TASK BRIEF — Extract the entries in their exact form.

DATA EXTRACT —
*-*-*

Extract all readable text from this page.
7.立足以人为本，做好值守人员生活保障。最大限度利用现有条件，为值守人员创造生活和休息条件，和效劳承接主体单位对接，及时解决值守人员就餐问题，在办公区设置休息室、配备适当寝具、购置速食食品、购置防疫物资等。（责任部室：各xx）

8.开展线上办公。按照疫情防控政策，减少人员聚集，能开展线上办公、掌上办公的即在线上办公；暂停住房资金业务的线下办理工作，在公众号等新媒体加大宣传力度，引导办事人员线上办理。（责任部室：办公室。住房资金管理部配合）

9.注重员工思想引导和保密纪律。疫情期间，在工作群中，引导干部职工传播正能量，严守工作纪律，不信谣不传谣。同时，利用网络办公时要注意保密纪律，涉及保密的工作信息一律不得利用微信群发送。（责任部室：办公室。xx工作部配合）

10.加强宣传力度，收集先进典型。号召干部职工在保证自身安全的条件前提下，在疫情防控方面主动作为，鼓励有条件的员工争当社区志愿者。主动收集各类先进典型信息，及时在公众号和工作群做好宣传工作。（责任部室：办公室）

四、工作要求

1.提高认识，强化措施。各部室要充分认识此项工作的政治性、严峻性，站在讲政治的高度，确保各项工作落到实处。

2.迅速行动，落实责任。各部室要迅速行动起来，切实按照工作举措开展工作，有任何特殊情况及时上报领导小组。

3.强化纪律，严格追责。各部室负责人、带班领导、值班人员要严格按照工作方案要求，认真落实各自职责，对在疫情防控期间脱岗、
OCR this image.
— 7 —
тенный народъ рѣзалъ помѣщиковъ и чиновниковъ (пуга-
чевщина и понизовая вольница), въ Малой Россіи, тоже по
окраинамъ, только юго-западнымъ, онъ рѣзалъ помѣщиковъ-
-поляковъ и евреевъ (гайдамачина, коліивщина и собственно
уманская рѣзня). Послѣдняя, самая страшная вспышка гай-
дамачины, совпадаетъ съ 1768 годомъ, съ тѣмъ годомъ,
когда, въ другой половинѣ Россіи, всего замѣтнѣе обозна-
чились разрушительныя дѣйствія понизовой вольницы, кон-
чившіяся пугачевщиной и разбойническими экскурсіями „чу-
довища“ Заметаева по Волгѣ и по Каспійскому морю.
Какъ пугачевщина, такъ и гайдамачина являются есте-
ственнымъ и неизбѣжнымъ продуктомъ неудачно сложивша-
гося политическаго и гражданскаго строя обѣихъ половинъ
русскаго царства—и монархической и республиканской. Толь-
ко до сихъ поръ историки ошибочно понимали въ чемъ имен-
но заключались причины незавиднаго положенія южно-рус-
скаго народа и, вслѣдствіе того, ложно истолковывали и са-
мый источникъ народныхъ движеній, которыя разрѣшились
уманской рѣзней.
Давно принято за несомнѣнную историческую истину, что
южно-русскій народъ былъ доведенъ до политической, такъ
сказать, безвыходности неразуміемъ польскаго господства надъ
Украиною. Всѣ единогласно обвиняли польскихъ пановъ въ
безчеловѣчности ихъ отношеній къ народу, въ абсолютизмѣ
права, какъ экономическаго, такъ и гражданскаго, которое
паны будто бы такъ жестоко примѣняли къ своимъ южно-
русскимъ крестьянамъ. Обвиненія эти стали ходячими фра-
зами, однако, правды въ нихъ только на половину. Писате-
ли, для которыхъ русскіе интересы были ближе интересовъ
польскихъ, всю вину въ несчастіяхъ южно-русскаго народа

*-*-*

TASK RESULT —
Extract all readable text from this page.
7.立足以人为本，做好值守人员生活保障。最大限度利用现有条件，为值守人员创造生活和休息条件，和效劳承接主体单位对接，及时解决值守人员就餐问题，在办公区设置休息室、配备适当寝具、购置速食食品、购置防疫物资等。（责任部室：各xx）

8.开展线上办公。按照疫情防控政策，减少人员聚集，能开展线上办公、掌上办公的即在线上办公；暂停住房资金业务的线下办理工作，在公众号等新媒体加大宣传力度，引导办事人员线上办理。（责任部室：办公室。住房资金管理部配合）

9.注重员工思想引导和保密纪律。疫情期间，在工作群中，引导干部职工传播正能量，严守工作纪律，不信谣不传谣。同时，利用网络办公时要注意保密纪律，涉及保密的工作信息一律不得利用微信群发送。（责任部室：办公室。xx工作部配合）

10.加强宣传力度，收集先进典型。号召干部职工在保证自身安全的条件前提下，在疫情防控方面主动作为，鼓励有条件的员工争当社区志愿者。主动收集各类先进典型信息，及时在公众号和工作群做好宣传工作。（责任部室：办公室）

四、工作要求

1.提高认识，强化措施。各部室要充分认识此项工作的政治性、严峻性，站在讲政治的高度，确保各项工作落到实处。

2.迅速行动，落实责任。各部室要迅速行动起来，切实按照工作举措开展工作，有任何特殊情况及时上报领导小组。

3.强化纪律，严格追责。各部室负责人、带班领导、值班人员要严格按照工作方案要求，认真落实各自职责，对在疫情防控期间脱岗、
OCR this image.
— 7 —
тенный народъ рѣзалъ помѣщиковъ и чиновниковъ (пуга-
чевщина и понизовая вольница), въ Малой Россіи, тоже по
окраинамъ, только юго-западнымъ, онъ рѣзалъ помѣщиковъ-
-поляковъ и евреевъ (гайдамачина, коліивщина и собственно
уманская рѣзня). Послѣдняя, самая страшная вспышка гай-
дамачины, совпадаетъ съ 1768 годомъ, съ тѣмъ годомъ,
когда, въ другой половинѣ Россіи, всего замѣтнѣе обозна-
чились разрушительныя дѣйствія понизовой вольницы, кон-
чившіяся пугачевщиной и разбойническими экскурсіями „чу-
довища“ Заметаева по Волгѣ и по Каспійскому морю.
Какъ пугачевщина, такъ и гайдамачина являются есте-
ственнымъ и неизбѣжнымъ продуктомъ неудачно сложивша-
гося политическаго и гражданскаго строя обѣихъ половинъ
русскаго царства—и монархической и республиканской. Толь-
ко до сихъ поръ историки ошибочно понимали въ чемъ имен-
но заключались причины незавиднаго положенія южно-рус-
скаго народа и, вслѣдствіе того, ложно истолковывали и са-
мый источникъ народныхъ движеній, которыя разрѣшились
уманской рѣзней.
Давно принято за несомнѣнную историческую истину, что
южно-русскій народъ былъ доведенъ до политической, такъ
сказать, безвыходности неразуміемъ польскаго господства надъ
Украиною. Всѣ единогласно обвиняли польскихъ пановъ въ
безчеловѣчности ихъ отношеній къ народу, въ абсолютизмѣ
права, какъ экономическаго, такъ и гражданскаго, которое
паны будто бы такъ жестоко примѣняли къ своимъ южно-
русскимъ крестьянамъ. Обвиненія эти стали ходячими фра-
зами, однако, правды въ нихъ только на половину. Писате-
ли, для которыхъ русскіе интересы были ближе интересовъ
польскихъ, всю вину въ несчастіяхъ южно-русскаго народа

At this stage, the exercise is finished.